• [DIRECTION] Output every record word for word.

• [MATERIAL SUPPLIED]
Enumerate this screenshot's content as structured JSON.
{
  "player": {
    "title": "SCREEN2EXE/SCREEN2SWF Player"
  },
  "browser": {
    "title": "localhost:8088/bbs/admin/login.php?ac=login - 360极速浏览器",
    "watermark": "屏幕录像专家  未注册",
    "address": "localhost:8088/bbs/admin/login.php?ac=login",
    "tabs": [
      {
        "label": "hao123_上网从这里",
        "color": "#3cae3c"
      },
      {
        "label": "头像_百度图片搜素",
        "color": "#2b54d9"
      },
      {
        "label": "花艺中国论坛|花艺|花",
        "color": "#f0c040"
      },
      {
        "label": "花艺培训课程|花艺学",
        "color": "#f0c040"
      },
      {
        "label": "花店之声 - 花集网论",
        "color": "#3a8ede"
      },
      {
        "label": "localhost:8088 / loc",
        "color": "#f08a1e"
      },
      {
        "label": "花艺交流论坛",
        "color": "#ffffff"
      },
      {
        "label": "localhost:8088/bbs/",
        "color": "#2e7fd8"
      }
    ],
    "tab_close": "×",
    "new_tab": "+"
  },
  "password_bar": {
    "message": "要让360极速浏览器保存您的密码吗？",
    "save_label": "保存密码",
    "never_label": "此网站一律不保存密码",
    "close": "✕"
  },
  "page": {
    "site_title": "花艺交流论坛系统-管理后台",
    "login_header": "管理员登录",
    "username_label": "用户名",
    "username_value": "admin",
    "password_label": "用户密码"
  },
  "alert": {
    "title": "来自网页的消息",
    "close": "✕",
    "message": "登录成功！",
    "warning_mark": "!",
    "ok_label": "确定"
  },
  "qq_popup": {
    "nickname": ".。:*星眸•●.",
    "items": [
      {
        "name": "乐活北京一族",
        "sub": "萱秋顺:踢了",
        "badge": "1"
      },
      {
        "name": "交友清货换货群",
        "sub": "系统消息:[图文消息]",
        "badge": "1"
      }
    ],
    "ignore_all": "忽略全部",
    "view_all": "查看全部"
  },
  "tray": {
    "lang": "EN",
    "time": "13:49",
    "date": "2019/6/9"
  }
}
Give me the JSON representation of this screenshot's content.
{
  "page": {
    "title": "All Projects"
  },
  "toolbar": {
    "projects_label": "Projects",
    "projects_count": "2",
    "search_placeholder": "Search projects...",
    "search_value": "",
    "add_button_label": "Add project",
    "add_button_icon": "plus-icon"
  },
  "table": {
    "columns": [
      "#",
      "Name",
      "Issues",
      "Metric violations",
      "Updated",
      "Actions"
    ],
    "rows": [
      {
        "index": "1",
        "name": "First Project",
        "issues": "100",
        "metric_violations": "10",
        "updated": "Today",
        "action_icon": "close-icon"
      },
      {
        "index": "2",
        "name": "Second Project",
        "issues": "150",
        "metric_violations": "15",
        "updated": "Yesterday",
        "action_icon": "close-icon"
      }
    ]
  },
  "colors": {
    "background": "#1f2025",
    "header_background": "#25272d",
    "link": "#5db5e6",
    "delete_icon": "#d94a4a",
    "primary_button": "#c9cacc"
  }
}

• [ANSWER TO THE PROBLEM]
Enumerate this screenshot's content as structured JSON.
{
  "player": {
    "title": "SCREEN2EXE/SCREEN2SWF Player"
  },
  "browser": {
    "title": "localhost:8088/bbs/admin/login.php?ac=login - 360极速浏览器",
    "watermark": "屏幕录像专家  未注册",
    "address": "localhost:8088/bbs/admin/login.php?ac=login",
    "tabs": [
      {
        "label": "hao123_上网从这里",
        "color": "#3cae3c"
      },
      {
        "label": "头像_百度图片搜素",
        "color": "#2b54d9"
      },
      {
        "label": "花艺中国论坛|花艺|花",
        "color": "#f0c040"
      },
      {
        "label": "花艺培训课程|花艺学",
        "color": "#f0c040"
      },
      {
        "label": "花店之声 - 花集网论",
        "color": "#3a8ede"
      },
      {
        "label": "localhost:8088 / loc",
        "color": "#f08a1e"
      },
      {
        "label": "花艺交流论坛",
        "color": "#ffffff"
      },
      {
        "label": "localhost:8088/bbs/",
        "color": "#2e7fd8"
      }
    ],
    "tab_close": "×",
    "new_tab": "+"
  },
  "password_bar": {
    "message": "要让360极速浏览器保存您的密码吗？",
    "save_label": "保存密码",
    "never_label": "此网站一律不保存密码",
    "close": "✕"
  },
  "page": {
    "site_title": "花艺交流论坛系统-管理后台",
    "login_header": "管理员登录",
    "username_label": "用户名",
    "username_value": "admin",
    "password_label": "用户密码"
  },
  "alert": {
    "title": "来自网页的消息",
    "close": "✕",
    "message": "登录成功！",
    "warning_mark": "!",
    "ok_label": "确定"
  },
  "qq_popup": {
    "nickname": ".。:*星眸•●.",
    "items": [
      {
        "name": "乐活北京一族",
        "sub": "萱秋顺:踢了",
        "badge": "1"
      },
      {
        "name": "交友清货换货群",
        "sub": "系统消息:[图文消息]",
        "badge": "1"
      }
    ],
    "ignore_all": "忽略全部",
    "view_all": "查看全部"
  },
  "tray": {
    "lang": "EN",
    "time": "13:49",
    "date": "2019/6/9"
  }
}
Give me the JSON representation of this screenshot's content.
{
  "page": {
    "title": "All Projects"
  },
  "toolbar": {
    "projects_label": "Projects",
    "projects_count": "2",
    "search_placeholder": "Search projects...",
    "search_value": "",
    "add_button_label": "Add project",
    "add_button_icon": "plus-icon"
  },
  "table": {
    "columns": [
      "#",
      "Name",
      "Issues",
      "Metric violations",
      "Updated",
      "Actions"
    ],
    "rows": [
      {
        "index": "1",
        "name": "First Project",
        "issues": "100",
        "metric_violations": "10",
        "updated": "Today",
        "action_icon": "close-icon"
      },
      {
        "index": "2",
        "name": "Second Project",
        "issues": "150",
        "metric_violations": "15",
        "updated": "Yesterday",
        "action_icon": "close-icon"
      }
    ]
  },
  "colors": {
    "background": "#1f2025",
    "header_background": "#25272d",
    "link": "#5db5e6",
    "delete_icon": "#d94a4a",
    "primary_button": "#c9cacc"
  }
}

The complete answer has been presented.